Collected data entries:
──────────────────────────────

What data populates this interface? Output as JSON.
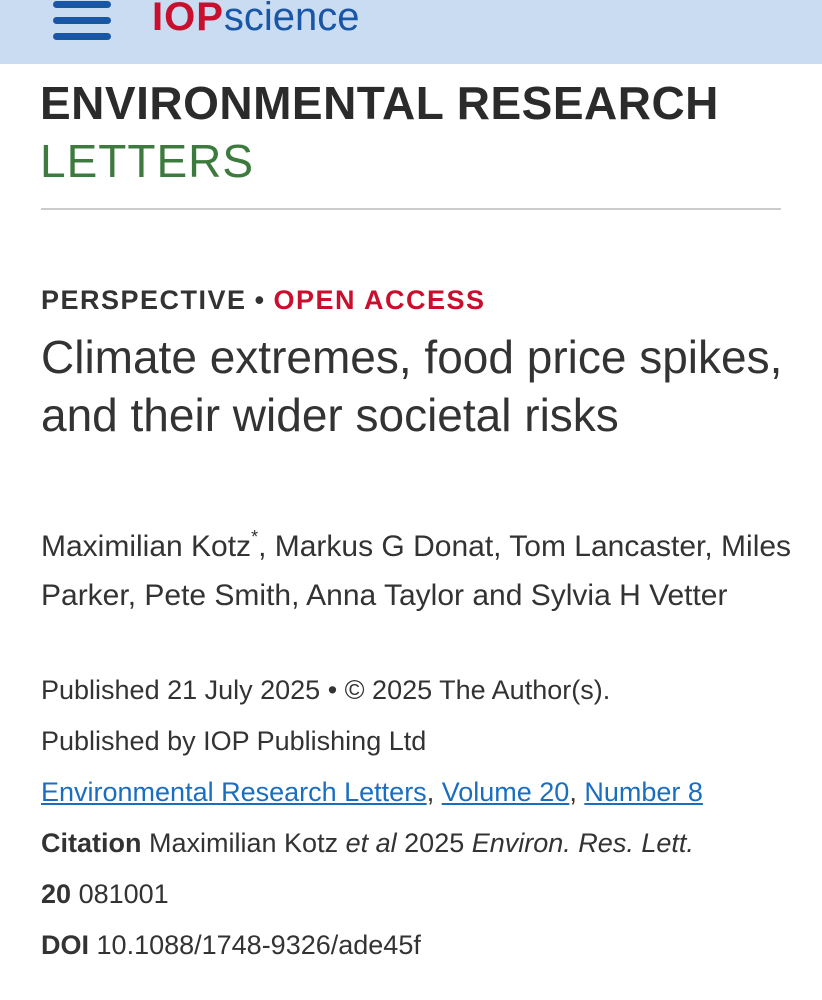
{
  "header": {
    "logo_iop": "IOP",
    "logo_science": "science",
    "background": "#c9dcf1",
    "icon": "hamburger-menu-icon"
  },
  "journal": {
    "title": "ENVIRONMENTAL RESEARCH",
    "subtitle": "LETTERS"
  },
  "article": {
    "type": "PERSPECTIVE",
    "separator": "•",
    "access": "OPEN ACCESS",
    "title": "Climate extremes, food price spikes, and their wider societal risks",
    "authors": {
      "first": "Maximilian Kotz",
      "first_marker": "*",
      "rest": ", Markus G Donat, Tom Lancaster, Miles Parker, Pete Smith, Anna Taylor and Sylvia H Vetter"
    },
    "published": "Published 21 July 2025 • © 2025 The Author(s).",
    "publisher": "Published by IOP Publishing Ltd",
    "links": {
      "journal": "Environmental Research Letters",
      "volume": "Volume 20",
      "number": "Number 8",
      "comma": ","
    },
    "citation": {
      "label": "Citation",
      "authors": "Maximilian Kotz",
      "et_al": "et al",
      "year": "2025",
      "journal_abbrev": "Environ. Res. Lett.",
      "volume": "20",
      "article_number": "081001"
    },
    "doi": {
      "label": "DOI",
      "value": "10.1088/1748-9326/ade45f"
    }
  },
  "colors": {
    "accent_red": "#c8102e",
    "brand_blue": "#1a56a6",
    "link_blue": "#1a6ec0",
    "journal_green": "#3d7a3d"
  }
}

──────────────────────────────

■ SHORT TASK ■
The word "Kotz" may turn up on some lines of these records; say how many, with no other words.

■ RESPONSE TO THIS EXERCISE ■
2